GIVEN INSTRUCTION - Where a line in the listing contains the string "hagdan", copy that line out.

======== RECORDS PROVIDED

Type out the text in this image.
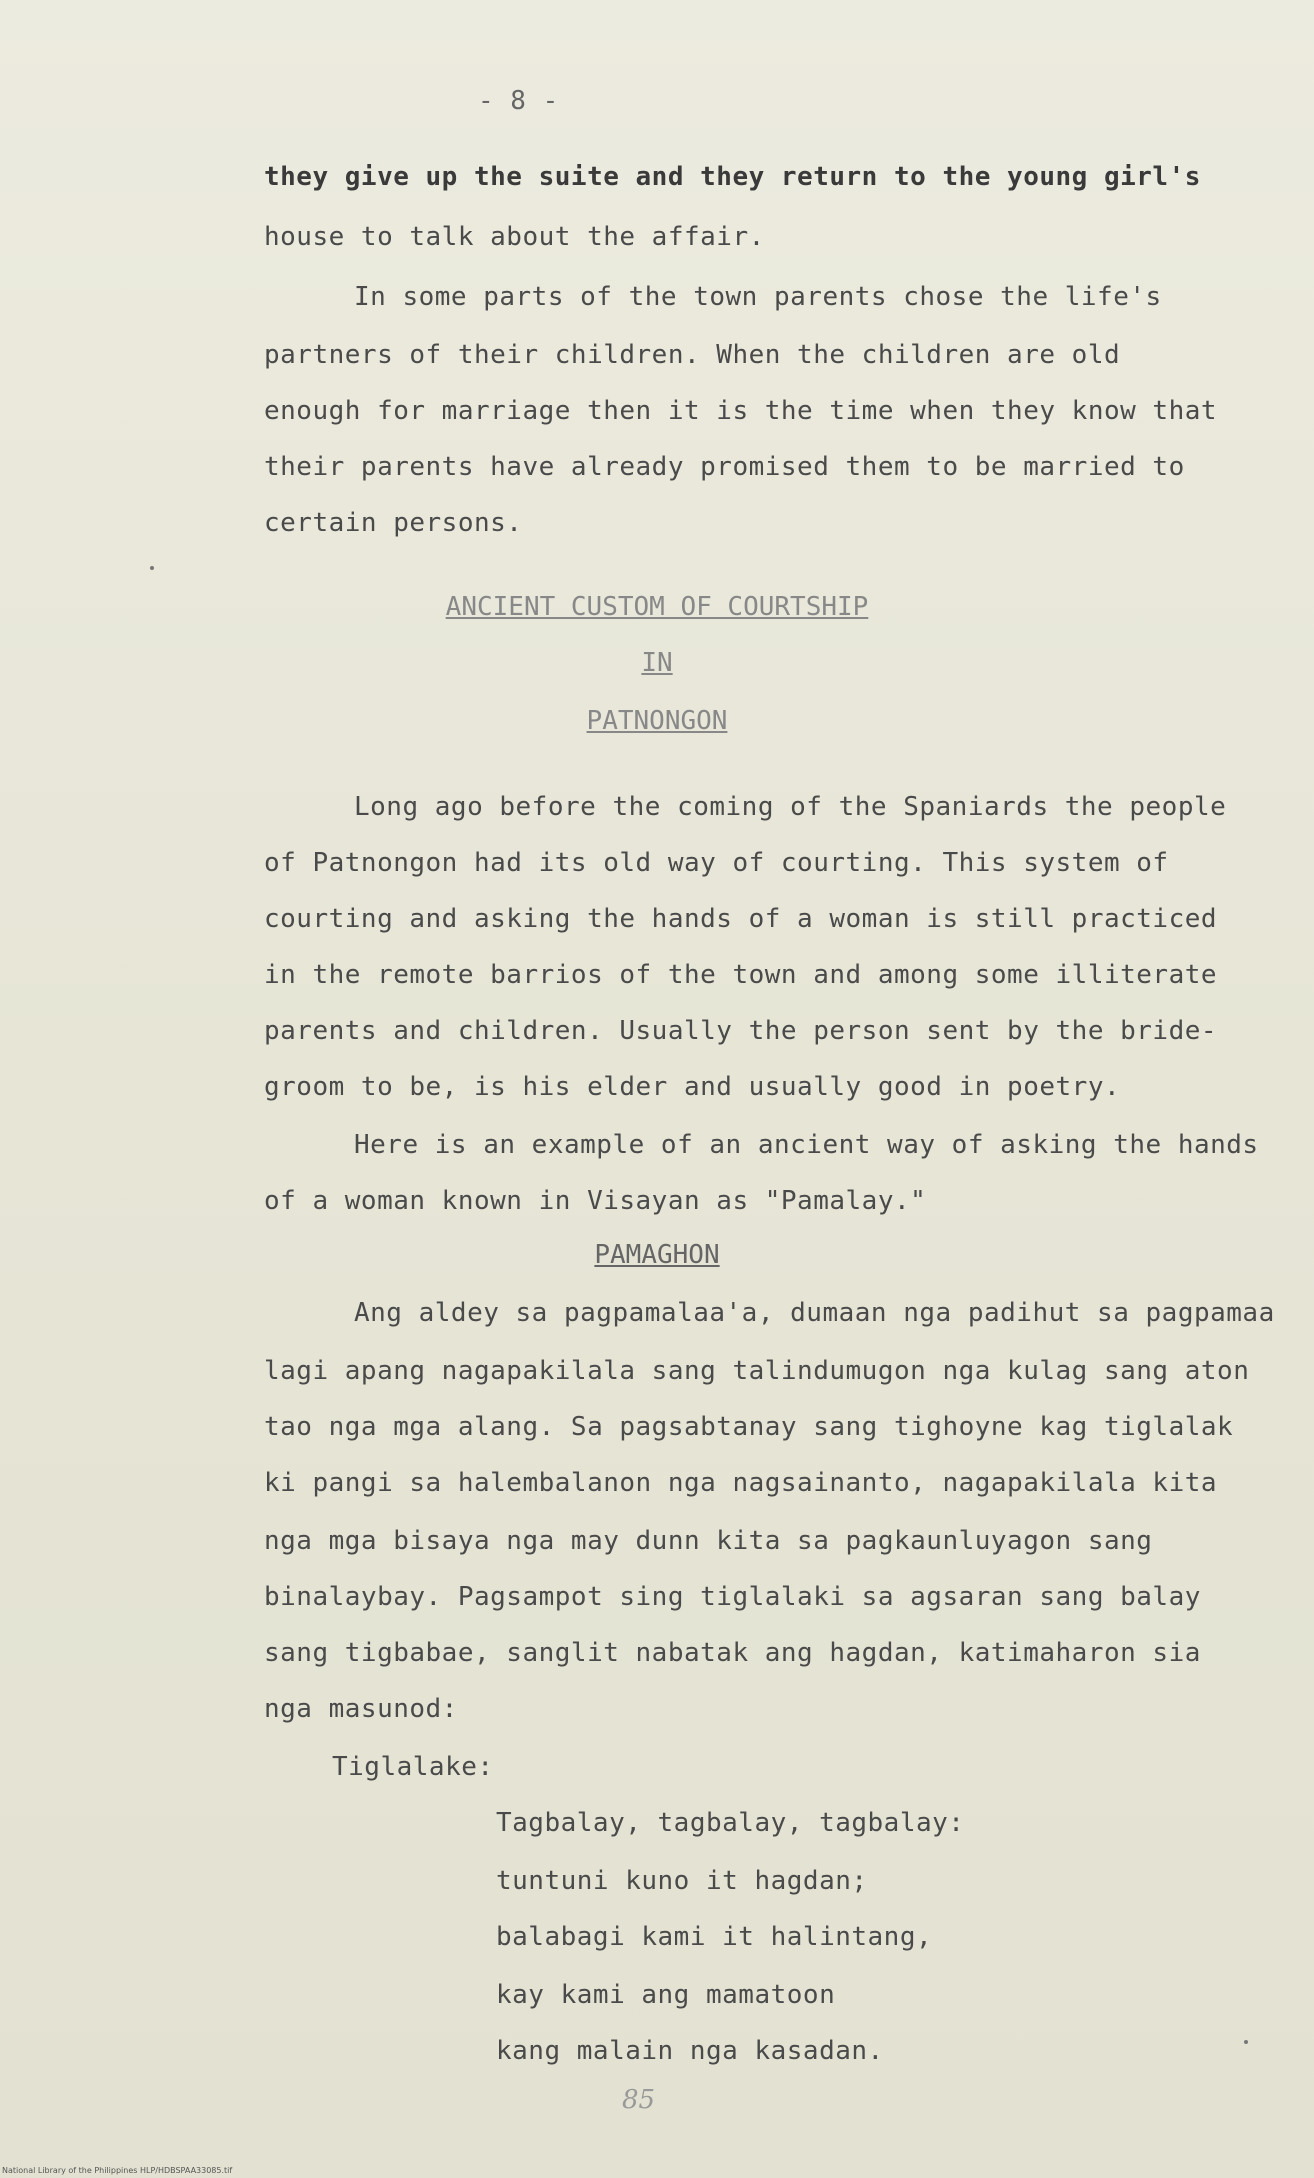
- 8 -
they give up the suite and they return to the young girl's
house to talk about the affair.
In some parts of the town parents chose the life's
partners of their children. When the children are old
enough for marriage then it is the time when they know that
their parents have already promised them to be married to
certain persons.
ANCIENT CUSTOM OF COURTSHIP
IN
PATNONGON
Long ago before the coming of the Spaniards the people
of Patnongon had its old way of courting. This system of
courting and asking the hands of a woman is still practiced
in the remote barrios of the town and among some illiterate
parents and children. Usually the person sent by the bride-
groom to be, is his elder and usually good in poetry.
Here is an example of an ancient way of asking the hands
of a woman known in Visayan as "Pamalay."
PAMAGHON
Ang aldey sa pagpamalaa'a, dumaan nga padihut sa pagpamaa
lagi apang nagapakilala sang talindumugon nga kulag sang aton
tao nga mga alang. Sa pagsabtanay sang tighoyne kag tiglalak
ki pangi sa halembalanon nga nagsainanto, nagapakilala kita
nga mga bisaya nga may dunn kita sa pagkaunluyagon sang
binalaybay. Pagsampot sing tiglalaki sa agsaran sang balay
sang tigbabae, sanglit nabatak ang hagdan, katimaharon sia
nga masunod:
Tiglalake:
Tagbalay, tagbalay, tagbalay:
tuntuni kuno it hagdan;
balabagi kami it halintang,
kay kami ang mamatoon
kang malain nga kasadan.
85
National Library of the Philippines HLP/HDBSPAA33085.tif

================
======== RECORDS PROVIDED

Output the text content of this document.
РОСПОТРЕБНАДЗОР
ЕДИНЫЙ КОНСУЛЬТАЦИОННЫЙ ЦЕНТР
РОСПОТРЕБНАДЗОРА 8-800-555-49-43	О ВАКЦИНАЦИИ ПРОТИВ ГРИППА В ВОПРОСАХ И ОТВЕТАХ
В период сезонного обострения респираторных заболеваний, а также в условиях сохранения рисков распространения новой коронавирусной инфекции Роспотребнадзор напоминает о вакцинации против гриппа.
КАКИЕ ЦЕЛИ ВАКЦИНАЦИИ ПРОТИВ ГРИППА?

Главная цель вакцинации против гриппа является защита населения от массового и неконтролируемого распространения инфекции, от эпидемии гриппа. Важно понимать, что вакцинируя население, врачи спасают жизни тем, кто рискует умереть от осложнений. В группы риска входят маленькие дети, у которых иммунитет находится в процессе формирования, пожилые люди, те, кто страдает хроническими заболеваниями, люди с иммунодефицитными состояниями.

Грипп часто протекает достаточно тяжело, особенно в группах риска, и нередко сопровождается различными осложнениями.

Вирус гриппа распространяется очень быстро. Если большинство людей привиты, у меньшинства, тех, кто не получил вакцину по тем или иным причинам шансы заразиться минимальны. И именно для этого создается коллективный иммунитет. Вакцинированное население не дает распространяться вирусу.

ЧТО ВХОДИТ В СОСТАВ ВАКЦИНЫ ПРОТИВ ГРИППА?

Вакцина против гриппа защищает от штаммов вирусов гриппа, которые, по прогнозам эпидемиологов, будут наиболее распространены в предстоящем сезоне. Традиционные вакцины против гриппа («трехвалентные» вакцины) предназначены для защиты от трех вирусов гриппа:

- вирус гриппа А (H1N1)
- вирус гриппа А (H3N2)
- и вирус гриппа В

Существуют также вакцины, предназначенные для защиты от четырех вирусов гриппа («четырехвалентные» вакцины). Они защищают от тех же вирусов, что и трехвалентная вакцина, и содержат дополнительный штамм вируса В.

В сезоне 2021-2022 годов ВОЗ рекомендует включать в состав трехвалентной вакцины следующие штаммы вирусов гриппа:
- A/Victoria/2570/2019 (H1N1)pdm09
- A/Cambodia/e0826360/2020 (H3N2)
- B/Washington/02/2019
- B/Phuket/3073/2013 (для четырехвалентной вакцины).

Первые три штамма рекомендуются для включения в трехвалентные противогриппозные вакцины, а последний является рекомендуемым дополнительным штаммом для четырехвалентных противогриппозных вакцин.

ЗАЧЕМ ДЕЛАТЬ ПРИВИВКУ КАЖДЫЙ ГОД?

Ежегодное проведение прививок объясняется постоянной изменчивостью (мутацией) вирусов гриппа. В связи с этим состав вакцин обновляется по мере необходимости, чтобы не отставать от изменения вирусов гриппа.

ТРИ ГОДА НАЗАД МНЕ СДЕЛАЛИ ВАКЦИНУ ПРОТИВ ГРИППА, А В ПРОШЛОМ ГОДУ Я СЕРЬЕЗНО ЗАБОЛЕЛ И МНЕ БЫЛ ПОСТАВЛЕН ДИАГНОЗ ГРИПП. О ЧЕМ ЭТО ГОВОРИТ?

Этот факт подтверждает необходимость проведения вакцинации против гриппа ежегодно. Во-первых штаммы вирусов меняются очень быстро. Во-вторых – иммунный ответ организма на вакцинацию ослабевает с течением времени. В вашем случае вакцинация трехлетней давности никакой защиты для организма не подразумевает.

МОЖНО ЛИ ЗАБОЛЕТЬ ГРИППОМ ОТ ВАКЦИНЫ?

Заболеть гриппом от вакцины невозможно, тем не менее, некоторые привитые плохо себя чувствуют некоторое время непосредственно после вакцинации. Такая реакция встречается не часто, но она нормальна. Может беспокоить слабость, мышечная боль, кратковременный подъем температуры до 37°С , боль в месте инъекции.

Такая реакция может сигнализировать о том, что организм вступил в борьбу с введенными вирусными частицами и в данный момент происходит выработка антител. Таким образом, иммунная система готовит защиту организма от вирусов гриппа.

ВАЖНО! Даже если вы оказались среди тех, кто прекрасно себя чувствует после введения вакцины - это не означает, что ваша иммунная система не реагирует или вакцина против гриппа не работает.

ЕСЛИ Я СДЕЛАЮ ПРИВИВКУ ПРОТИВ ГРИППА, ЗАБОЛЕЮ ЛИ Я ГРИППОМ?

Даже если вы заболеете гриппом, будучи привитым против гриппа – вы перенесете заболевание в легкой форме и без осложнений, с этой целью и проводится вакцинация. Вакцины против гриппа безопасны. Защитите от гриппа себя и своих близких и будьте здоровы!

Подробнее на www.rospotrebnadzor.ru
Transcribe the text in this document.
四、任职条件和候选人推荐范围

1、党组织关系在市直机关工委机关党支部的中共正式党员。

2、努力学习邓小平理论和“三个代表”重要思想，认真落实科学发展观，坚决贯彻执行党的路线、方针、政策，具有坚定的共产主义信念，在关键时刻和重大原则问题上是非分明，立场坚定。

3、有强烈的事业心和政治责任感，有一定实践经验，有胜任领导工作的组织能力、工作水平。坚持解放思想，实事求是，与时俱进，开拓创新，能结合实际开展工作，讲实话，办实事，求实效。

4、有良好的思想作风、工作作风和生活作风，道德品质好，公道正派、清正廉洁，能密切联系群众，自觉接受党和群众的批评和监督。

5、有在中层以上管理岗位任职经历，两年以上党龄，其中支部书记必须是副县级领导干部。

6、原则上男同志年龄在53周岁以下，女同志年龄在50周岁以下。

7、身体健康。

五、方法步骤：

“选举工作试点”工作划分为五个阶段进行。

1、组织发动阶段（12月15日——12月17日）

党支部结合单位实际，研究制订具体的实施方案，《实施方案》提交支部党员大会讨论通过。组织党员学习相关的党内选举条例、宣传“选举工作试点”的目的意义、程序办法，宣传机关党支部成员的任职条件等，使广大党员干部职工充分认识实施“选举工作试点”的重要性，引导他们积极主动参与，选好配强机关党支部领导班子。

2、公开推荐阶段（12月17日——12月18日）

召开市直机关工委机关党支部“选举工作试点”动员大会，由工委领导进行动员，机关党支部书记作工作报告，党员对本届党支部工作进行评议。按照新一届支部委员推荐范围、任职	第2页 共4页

================

WRITTEN RESPONSE -
sang tigbabae, sanglit nabatak ang hagdan, katimaharon sia
tuntuni kuno it hagdan;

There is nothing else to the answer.